**Aim of the task**.
Only a number is wanted: the count of lines in this listing that contain "VIII".

**Data rows**.
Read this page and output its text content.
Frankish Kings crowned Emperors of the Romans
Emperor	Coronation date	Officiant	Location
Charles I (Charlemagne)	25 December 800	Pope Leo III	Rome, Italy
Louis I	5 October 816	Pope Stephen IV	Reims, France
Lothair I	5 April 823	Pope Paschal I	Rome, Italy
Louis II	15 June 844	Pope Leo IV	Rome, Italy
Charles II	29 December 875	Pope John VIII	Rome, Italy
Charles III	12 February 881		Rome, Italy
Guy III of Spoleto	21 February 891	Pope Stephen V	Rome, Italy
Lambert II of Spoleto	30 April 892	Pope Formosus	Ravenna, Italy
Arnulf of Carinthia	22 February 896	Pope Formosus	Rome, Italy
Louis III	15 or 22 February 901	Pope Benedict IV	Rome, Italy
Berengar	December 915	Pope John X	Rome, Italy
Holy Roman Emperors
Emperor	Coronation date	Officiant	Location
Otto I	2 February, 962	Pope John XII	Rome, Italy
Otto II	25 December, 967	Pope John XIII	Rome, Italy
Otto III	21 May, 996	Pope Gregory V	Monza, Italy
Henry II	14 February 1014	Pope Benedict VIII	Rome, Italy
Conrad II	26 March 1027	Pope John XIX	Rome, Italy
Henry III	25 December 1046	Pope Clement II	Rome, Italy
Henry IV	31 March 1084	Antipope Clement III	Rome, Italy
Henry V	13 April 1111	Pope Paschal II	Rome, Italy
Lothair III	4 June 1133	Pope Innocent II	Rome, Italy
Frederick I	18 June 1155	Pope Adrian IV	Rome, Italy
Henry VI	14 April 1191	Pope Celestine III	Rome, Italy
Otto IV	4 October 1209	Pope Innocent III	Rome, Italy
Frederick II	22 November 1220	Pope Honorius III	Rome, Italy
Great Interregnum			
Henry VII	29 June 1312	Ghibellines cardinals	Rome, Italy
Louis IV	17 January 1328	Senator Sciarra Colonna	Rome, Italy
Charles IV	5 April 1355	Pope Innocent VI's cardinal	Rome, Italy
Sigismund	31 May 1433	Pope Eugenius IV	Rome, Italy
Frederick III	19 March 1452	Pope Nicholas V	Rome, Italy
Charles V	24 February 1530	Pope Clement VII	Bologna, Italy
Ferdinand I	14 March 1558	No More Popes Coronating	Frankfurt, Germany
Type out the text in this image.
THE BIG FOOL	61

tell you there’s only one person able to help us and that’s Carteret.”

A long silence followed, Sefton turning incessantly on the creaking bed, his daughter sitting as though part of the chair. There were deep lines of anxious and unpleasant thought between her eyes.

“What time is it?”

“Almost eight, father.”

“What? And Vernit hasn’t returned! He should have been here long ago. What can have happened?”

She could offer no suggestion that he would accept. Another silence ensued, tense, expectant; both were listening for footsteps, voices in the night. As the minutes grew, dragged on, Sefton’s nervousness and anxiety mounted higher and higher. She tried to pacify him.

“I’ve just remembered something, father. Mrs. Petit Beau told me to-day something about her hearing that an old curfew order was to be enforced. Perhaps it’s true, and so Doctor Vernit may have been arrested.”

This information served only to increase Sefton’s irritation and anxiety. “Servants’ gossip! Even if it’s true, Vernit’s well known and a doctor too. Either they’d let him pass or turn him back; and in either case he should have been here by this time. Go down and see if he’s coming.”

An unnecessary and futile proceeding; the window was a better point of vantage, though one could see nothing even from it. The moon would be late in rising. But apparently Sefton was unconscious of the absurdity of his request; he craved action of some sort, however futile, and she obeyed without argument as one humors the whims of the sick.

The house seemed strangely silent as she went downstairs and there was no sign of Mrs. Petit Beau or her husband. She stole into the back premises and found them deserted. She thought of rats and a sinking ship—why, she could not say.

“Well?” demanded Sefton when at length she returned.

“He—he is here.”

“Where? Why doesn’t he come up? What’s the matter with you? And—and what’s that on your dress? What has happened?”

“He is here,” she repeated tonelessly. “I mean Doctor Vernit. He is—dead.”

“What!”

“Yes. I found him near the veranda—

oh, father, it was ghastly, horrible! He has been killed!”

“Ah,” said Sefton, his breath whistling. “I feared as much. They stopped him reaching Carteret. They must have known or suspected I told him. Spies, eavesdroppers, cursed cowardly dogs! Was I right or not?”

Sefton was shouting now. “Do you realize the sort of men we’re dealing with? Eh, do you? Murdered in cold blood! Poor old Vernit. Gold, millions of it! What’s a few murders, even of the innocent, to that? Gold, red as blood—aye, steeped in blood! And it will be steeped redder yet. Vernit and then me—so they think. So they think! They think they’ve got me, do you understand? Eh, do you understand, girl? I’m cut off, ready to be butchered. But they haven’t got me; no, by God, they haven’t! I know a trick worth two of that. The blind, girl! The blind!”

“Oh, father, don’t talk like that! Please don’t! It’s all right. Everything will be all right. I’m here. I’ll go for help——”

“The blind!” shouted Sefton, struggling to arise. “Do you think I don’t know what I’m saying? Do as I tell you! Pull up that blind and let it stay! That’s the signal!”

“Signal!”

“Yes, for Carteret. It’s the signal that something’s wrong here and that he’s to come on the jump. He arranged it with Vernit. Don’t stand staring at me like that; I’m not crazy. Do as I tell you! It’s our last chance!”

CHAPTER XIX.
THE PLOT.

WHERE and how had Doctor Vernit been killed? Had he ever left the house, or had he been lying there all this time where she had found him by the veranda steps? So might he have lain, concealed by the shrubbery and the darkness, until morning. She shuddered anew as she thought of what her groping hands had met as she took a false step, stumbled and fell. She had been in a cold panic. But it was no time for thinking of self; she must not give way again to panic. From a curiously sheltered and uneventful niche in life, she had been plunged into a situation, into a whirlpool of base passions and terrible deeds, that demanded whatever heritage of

**Solution to the problem**.
2